Figure record listings >>
+ + + + + + +

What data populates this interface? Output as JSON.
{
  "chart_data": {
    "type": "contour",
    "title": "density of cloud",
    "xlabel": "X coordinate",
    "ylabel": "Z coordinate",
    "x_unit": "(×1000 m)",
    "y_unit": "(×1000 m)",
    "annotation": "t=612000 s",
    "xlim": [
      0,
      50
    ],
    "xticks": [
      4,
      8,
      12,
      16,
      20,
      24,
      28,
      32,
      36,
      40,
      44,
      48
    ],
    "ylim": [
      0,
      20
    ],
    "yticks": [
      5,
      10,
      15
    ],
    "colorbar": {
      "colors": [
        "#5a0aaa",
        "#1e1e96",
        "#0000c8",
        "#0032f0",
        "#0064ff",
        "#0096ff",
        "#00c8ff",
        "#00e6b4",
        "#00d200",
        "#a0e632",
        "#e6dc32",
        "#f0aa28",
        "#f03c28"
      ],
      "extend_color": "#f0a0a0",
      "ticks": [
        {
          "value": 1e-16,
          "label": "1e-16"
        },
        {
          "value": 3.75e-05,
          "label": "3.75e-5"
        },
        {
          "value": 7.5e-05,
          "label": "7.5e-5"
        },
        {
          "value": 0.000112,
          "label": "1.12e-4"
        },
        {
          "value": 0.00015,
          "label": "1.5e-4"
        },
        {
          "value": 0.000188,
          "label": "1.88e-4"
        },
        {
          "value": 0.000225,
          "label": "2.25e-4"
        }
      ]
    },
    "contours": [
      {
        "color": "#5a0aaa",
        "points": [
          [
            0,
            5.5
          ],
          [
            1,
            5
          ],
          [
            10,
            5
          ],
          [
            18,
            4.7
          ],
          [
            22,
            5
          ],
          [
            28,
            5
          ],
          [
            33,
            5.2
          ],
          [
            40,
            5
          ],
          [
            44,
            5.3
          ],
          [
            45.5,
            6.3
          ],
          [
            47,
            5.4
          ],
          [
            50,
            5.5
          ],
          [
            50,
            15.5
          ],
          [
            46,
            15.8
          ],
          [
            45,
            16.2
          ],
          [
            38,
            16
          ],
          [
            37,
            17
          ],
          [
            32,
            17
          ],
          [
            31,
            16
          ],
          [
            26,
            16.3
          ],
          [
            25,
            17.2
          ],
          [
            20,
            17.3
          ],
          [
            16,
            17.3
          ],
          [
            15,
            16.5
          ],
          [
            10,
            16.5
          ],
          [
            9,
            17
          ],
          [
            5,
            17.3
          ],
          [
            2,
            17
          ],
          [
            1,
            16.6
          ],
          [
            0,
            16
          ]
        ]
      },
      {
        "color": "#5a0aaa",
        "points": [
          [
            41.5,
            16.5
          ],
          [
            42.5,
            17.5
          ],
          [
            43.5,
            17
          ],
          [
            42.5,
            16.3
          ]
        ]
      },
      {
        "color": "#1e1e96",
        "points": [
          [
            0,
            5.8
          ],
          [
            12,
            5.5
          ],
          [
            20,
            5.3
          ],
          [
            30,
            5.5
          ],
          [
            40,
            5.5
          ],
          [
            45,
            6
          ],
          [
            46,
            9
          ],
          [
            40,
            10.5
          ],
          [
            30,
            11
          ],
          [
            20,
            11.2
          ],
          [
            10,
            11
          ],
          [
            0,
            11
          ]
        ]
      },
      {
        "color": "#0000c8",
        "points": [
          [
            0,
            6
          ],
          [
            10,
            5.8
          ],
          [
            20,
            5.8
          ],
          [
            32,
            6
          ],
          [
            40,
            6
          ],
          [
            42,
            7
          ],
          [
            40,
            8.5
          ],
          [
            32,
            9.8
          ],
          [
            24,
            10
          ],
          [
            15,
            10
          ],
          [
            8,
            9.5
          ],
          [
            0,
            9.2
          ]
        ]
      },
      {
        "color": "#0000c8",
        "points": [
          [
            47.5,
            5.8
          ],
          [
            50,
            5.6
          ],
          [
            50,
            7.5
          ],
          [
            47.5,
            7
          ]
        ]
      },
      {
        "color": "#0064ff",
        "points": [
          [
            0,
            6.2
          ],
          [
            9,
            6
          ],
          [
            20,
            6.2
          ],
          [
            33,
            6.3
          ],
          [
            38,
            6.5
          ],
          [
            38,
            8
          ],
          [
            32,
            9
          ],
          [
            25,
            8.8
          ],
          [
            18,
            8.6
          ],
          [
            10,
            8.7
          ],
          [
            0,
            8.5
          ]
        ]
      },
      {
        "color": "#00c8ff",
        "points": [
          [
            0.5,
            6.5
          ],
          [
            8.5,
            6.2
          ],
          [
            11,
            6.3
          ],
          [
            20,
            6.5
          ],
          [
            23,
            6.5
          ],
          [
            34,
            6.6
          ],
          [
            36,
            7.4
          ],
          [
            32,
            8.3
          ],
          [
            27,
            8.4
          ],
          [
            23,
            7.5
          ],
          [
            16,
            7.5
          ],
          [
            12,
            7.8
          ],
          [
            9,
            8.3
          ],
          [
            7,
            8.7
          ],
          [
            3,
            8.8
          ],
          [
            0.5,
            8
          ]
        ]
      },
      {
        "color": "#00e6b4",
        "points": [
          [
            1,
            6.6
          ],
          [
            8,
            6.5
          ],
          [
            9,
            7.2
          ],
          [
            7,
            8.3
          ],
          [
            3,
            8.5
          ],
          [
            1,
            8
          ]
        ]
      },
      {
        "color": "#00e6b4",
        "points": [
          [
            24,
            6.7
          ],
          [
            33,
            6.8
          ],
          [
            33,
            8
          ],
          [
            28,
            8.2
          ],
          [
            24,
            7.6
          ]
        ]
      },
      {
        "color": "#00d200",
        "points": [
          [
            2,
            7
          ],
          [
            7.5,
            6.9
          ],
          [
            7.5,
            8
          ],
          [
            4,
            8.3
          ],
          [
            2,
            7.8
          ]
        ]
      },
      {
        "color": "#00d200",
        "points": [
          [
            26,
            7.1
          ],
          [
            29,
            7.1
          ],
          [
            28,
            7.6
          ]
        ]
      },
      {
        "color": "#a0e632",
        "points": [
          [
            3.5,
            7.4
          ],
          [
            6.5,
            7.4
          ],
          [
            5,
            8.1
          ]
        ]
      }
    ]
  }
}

+ + + + + + +

Task >> Search the lines for the string "coordinate" and copy every line that has it.

Problem solution >>
    "xlabel": "X coordinate",
    "ylabel": "Z coordinate",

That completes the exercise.